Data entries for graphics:

#####

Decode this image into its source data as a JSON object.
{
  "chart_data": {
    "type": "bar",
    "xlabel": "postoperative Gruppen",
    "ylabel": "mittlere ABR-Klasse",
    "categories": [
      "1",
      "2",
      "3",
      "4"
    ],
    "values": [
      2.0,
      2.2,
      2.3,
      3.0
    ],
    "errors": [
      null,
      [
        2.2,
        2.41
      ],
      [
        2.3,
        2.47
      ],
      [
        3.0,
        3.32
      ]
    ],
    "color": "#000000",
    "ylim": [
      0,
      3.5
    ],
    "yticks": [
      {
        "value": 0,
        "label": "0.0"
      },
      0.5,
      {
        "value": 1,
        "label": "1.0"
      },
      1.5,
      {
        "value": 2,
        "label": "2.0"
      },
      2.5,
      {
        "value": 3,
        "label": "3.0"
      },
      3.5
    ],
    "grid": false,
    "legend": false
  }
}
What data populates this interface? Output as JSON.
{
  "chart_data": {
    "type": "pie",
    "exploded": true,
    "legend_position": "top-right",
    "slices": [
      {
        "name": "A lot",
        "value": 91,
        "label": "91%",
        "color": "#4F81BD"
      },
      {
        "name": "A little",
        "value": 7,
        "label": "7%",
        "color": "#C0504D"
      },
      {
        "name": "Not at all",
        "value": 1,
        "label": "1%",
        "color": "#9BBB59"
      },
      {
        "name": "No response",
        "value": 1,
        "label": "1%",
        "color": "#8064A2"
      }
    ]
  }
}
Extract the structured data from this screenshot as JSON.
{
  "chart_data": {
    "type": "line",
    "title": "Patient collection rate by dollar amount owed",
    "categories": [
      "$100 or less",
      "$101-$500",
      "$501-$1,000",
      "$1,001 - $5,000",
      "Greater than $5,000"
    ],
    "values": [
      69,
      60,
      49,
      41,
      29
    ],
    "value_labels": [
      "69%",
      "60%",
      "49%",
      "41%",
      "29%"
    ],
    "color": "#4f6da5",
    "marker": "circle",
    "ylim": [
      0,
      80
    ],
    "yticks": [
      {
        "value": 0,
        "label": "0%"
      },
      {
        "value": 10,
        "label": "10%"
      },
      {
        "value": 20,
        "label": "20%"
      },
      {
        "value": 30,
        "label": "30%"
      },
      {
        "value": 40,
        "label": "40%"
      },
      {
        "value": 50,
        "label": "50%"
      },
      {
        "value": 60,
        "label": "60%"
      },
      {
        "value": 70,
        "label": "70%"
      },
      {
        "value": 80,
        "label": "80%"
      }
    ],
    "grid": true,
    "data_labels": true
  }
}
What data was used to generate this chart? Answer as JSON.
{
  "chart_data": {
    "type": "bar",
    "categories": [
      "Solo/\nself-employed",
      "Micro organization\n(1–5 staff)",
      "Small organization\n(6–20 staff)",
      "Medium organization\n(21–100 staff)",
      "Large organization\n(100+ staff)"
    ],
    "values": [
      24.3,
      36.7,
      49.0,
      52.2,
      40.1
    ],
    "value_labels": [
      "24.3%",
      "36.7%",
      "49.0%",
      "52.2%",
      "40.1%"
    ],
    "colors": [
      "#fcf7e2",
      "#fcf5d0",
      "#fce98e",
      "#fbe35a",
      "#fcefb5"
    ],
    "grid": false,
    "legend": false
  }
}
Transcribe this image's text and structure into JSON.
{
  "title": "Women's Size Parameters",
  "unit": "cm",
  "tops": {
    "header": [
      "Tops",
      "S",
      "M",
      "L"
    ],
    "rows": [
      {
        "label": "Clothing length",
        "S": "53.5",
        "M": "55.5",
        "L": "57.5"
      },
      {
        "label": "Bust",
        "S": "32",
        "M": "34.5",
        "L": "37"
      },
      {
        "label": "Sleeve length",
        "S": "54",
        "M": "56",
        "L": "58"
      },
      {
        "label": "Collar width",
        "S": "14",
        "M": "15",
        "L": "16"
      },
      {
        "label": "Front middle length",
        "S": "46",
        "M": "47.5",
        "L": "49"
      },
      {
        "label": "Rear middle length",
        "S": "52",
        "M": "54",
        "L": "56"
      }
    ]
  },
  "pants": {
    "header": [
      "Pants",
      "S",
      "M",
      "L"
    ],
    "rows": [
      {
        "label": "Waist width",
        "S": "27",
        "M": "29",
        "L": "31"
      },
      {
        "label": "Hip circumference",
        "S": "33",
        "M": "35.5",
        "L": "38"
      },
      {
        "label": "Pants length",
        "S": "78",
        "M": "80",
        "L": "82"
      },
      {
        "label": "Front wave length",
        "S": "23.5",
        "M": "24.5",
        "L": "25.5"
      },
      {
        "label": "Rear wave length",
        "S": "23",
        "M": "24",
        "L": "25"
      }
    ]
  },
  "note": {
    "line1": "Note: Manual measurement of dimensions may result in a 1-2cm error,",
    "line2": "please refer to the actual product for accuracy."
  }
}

#####

## CHALLENGE:
Repeat every record, exactly as written.

## ANSWER:
Decode this image into its source data as a JSON object.
{
  "chart_data": {
    "type": "bar",
    "xlabel": "postoperative Gruppen",
    "ylabel": "mittlere ABR-Klasse",
    "categories": [
      "1",
      "2",
      "3",
      "4"
    ],
    "values": [
      2.0,
      2.2,
      2.3,
      3.0
    ],
    "errors": [
      null,
      [
        2.2,
        2.41
      ],
      [
        2.3,
        2.47
      ],
      [
        3.0,
        3.32
      ]
    ],
    "color": "#000000",
    "ylim": [
      0,
      3.5
    ],
    "yticks": [
      {
        "value": 0,
        "label": "0.0"
      },
      0.5,
      {
        "value": 1,
        "label": "1.0"
      },
      1.5,
      {
        "value": 2,
        "label": "2.0"
      },
      2.5,
      {
        "value": 3,
        "label": "3.0"
      },
      3.5
    ],
    "grid": false,
    "legend": false
  }
}
What data populates this interface? Output as JSON.
{
  "chart_data": {
    "type": "pie",
    "exploded": true,
    "legend_position": "top-right",
    "slices": [
      {
        "name": "A lot",
        "value": 91,
        "label": "91%",
        "color": "#4F81BD"
      },
      {
        "name": "A little",
        "value": 7,
        "label": "7%",
        "color": "#C0504D"
      },
      {
        "name": "Not at all",
        "value": 1,
        "label": "1%",
        "color": "#9BBB59"
      },
      {
        "name": "No response",
        "value": 1,
        "label": "1%",
        "color": "#8064A2"
      }
    ]
  }
}
Extract the structured data from this screenshot as JSON.
{
  "chart_data": {
    "type": "line",
    "title": "Patient collection rate by dollar amount owed",
    "categories": [
      "$100 or less",
      "$101-$500",
      "$501-$1,000",
      "$1,001 - $5,000",
      "Greater than $5,000"
    ],
    "values": [
      69,
      60,
      49,
      41,
      29
    ],
    "value_labels": [
      "69%",
      "60%",
      "49%",
      "41%",
      "29%"
    ],
    "color": "#4f6da5",
    "marker": "circle",
    "ylim": [
      0,
      80
    ],
    "yticks": [
      {
        "value": 0,
        "label": "0%"
      },
      {
        "value": 10,
        "label": "10%"
      },
      {
        "value": 20,
        "label": "20%"
      },
      {
        "value": 30,
        "label": "30%"
      },
      {
        "value": 40,
        "label": "40%"
      },
      {
        "value": 50,
        "label": "50%"
      },
      {
        "value": 60,
        "label": "60%"
      },
      {
        "value": 70,
        "label": "70%"
      },
      {
        "value": 80,
        "label": "80%"
      }
    ],
    "grid": true,
    "data_labels": true
  }
}
What data was used to generate this chart? Answer as JSON.
{
  "chart_data": {
    "type": "bar",
    "categories": [
      "Solo/\nself-employed",
      "Micro organization\n(1–5 staff)",
      "Small organization\n(6–20 staff)",
      "Medium organization\n(21–100 staff)",
      "Large organization\n(100+ staff)"
    ],
    "values": [
      24.3,
      36.7,
      49.0,
      52.2,
      40.1
    ],
    "value_labels": [
      "24.3%",
      "36.7%",
      "49.0%",
      "52.2%",
      "40.1%"
    ],
    "colors": [
      "#fcf7e2",
      "#fcf5d0",
      "#fce98e",
      "#fbe35a",
      "#fcefb5"
    ],
    "grid": false,
    "legend": false
  }
}
Transcribe this image's text and structure into JSON.
{
  "title": "Women's Size Parameters",
  "unit": "cm",
  "tops": {
    "header": [
      "Tops",
      "S",
      "M",
      "L"
    ],
    "rows": [
      {
        "label": "Clothing length",
        "S": "53.5",
        "M": "55.5",
        "L": "57.5"
      },
      {
        "label": "Bust",
        "S": "32",
        "M": "34.5",
        "L": "37"
      },
      {
        "label": "Sleeve length",
        "S": "54",
        "M": "56",
        "L": "58"
      },
      {
        "label": "Collar width",
        "S": "14",
        "M": "15",
        "L": "16"
      },
      {
        "label": "Front middle length",
        "S": "46",
        "M": "47.5",
        "L": "49"
      },
      {
        "label": "Rear middle length",
        "S": "52",
        "M": "54",
        "L": "56"
      }
    ]
  },
  "pants": {
    "header": [
      "Pants",
      "S",
      "M",
      "L"
    ],
    "rows": [
      {
        "label": "Waist width",
        "S": "27",
        "M": "29",
        "L": "31"
      },
      {
        "label": "Hip circumference",
        "S": "33",
        "M": "35.5",
        "L": "38"
      },
      {
        "label": "Pants length",
        "S": "78",
        "M": "80",
        "L": "82"
      },
      {
        "label": "Front wave length",
        "S": "23.5",
        "M": "24.5",
        "L": "25.5"
      },
      {
        "label": "Rear wave length",
        "S": "23",
        "M": "24",
        "L": "25"
      }
    ]
  },
  "note": {
    "line1": "Note: Manual measurement of dimensions may result in a 1-2cm error,",
    "line2": "please refer to the actual product for accuracy."
  }
}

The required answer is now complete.